EXERCISE DESCRIPTION: Collect all lines below with the string "also".

-- Start of DATA FOR THIS TASK --

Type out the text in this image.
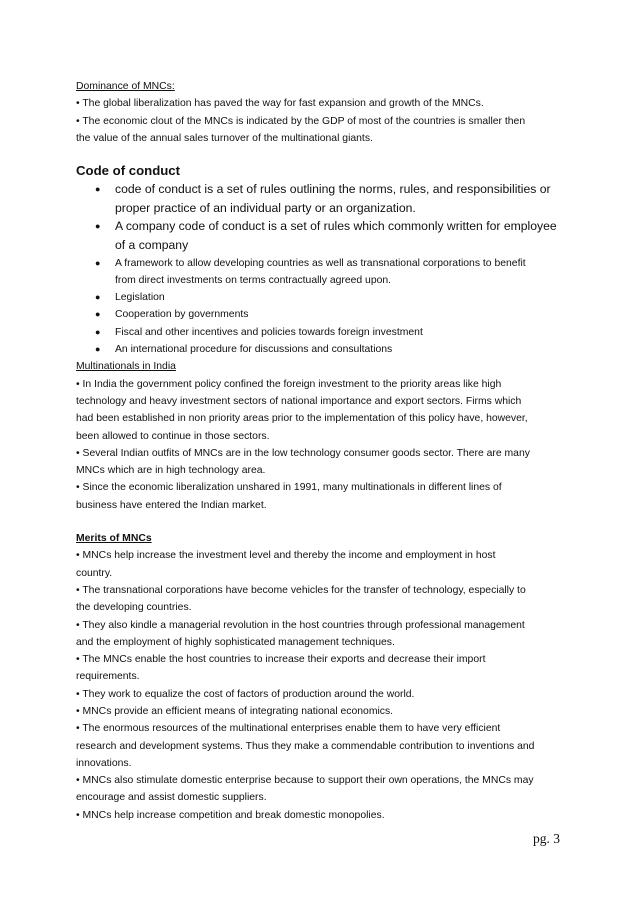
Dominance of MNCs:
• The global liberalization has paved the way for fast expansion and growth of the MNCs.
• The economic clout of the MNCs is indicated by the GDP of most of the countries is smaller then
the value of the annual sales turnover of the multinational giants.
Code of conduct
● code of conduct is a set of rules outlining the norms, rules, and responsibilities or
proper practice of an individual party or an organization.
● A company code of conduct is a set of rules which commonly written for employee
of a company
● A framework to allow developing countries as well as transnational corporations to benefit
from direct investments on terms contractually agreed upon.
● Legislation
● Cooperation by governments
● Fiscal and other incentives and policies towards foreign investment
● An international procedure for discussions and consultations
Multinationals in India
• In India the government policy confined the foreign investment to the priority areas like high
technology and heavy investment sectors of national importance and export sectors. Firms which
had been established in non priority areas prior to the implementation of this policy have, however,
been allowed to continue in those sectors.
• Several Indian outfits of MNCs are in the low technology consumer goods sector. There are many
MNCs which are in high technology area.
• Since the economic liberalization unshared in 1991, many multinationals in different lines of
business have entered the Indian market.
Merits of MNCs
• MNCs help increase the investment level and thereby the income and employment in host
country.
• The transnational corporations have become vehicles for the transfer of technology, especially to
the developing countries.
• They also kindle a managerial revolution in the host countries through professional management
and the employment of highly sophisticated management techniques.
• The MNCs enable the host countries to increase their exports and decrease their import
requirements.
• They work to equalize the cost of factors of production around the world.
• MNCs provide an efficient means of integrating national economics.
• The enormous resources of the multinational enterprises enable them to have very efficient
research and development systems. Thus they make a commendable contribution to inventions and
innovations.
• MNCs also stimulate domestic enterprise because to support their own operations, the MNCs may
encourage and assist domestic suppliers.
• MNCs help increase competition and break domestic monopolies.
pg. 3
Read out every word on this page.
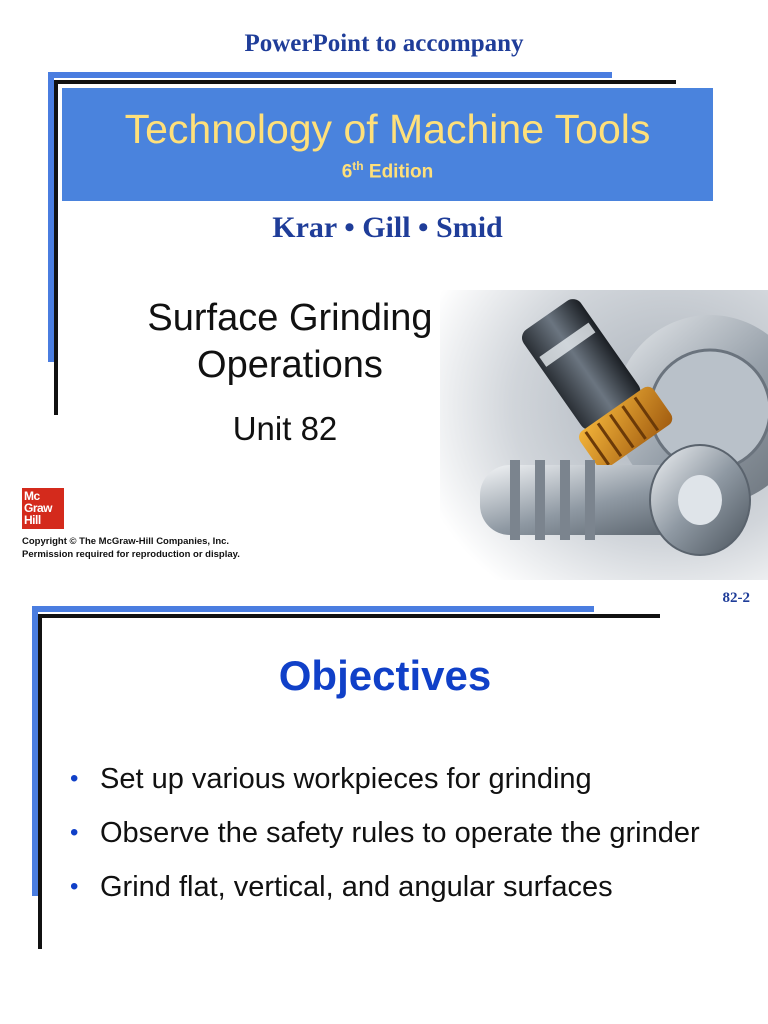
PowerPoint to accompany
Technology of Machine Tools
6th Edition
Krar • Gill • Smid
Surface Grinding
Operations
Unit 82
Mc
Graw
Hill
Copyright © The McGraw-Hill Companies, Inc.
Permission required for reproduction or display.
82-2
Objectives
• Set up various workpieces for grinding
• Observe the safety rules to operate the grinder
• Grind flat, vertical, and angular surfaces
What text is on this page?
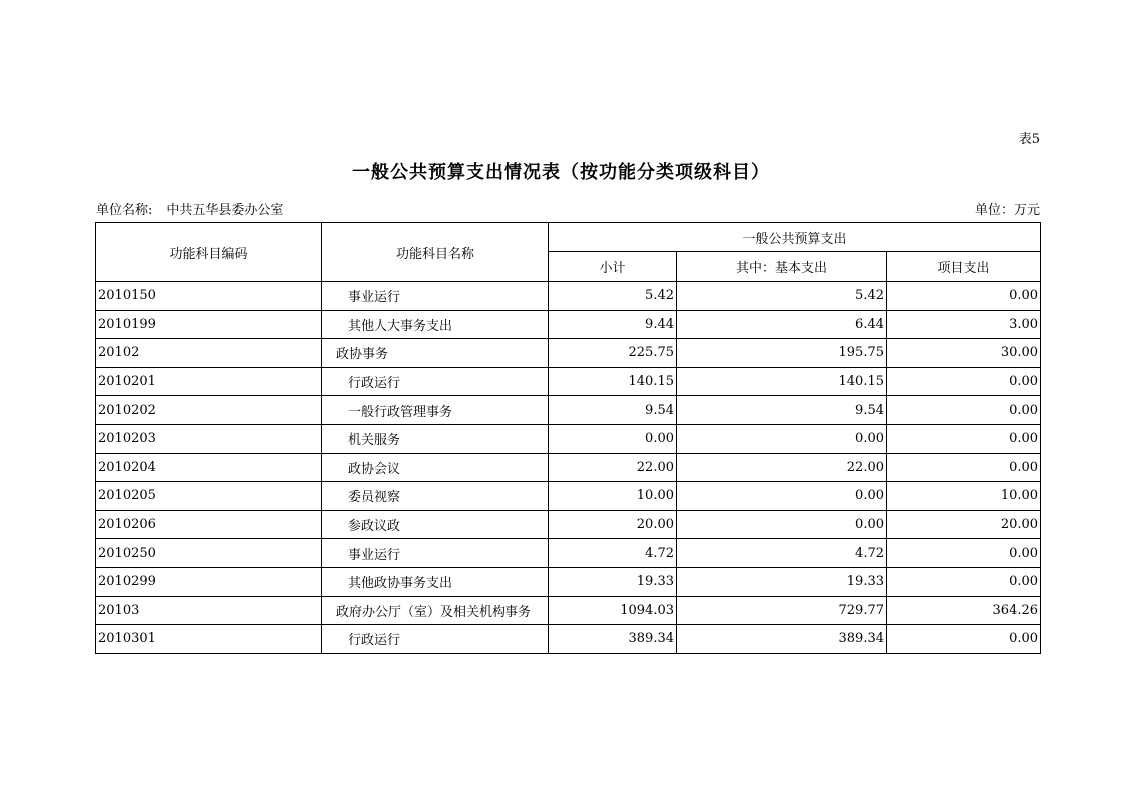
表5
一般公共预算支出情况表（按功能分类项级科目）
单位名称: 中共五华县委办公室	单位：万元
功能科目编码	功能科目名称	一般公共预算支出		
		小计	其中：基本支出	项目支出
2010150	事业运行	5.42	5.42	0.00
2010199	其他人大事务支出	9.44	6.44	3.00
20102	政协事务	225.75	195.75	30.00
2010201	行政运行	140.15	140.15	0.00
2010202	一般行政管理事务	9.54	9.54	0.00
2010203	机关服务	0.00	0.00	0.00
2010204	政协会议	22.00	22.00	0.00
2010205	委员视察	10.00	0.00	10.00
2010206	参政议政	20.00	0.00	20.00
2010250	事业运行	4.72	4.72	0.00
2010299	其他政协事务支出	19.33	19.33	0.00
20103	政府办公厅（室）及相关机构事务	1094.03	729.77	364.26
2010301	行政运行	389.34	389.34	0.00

-- End of DATA FOR THIS TASK --
-- Start of DATA FOR THIS TASK --

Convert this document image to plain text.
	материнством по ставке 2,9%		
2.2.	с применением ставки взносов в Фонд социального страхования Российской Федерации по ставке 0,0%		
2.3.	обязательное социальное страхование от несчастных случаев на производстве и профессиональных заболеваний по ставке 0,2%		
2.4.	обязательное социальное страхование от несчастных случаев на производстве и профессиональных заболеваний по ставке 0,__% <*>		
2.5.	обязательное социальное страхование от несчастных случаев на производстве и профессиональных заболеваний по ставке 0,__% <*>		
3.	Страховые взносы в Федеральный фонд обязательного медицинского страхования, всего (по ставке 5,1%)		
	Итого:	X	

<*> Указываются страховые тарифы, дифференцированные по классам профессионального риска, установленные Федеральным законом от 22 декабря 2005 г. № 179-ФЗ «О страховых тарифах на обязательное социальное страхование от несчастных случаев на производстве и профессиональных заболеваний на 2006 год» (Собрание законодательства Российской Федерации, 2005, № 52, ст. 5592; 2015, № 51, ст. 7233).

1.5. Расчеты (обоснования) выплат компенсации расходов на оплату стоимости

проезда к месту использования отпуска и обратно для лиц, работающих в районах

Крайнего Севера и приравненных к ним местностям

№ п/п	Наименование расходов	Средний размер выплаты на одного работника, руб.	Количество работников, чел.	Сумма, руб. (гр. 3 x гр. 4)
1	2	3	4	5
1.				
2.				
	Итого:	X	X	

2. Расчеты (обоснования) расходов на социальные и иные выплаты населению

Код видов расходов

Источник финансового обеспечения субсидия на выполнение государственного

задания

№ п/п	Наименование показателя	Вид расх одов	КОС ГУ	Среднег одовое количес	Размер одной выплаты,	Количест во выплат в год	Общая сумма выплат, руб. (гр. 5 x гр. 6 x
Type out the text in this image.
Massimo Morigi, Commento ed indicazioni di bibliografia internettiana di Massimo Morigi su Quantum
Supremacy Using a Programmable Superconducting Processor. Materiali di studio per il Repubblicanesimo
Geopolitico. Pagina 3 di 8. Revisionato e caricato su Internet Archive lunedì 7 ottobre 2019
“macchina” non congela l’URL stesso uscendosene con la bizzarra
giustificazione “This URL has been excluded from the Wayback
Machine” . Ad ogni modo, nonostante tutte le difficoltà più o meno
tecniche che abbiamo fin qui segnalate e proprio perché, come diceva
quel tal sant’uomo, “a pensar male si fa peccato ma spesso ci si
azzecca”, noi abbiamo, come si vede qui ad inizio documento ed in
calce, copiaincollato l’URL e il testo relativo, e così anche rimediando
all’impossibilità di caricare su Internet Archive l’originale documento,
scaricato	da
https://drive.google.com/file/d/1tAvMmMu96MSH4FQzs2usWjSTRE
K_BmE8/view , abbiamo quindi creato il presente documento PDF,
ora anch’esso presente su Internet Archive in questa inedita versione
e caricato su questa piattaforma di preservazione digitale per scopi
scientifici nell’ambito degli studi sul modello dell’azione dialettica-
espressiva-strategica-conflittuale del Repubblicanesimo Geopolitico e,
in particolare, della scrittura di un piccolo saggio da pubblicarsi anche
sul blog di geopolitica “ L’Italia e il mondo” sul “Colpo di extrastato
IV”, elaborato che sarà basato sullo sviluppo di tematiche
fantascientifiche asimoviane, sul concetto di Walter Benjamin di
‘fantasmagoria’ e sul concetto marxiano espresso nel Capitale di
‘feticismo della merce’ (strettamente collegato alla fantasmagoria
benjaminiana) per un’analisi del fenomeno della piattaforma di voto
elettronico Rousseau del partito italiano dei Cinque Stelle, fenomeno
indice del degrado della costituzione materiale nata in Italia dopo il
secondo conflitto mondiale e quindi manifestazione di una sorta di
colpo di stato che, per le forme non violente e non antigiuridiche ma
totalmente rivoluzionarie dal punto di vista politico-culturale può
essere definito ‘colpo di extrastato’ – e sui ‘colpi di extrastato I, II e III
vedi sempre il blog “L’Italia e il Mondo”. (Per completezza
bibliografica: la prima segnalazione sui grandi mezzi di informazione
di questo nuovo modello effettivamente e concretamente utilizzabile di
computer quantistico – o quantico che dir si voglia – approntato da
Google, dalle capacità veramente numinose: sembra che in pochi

-- End of DATA FOR THIS TASK --

EXERCISE ANSWER:
• They also kindle a managerial revolution in the host countries through professional management
• MNCs also stimulate domestic enterprise because to support their own operations, the MNCs may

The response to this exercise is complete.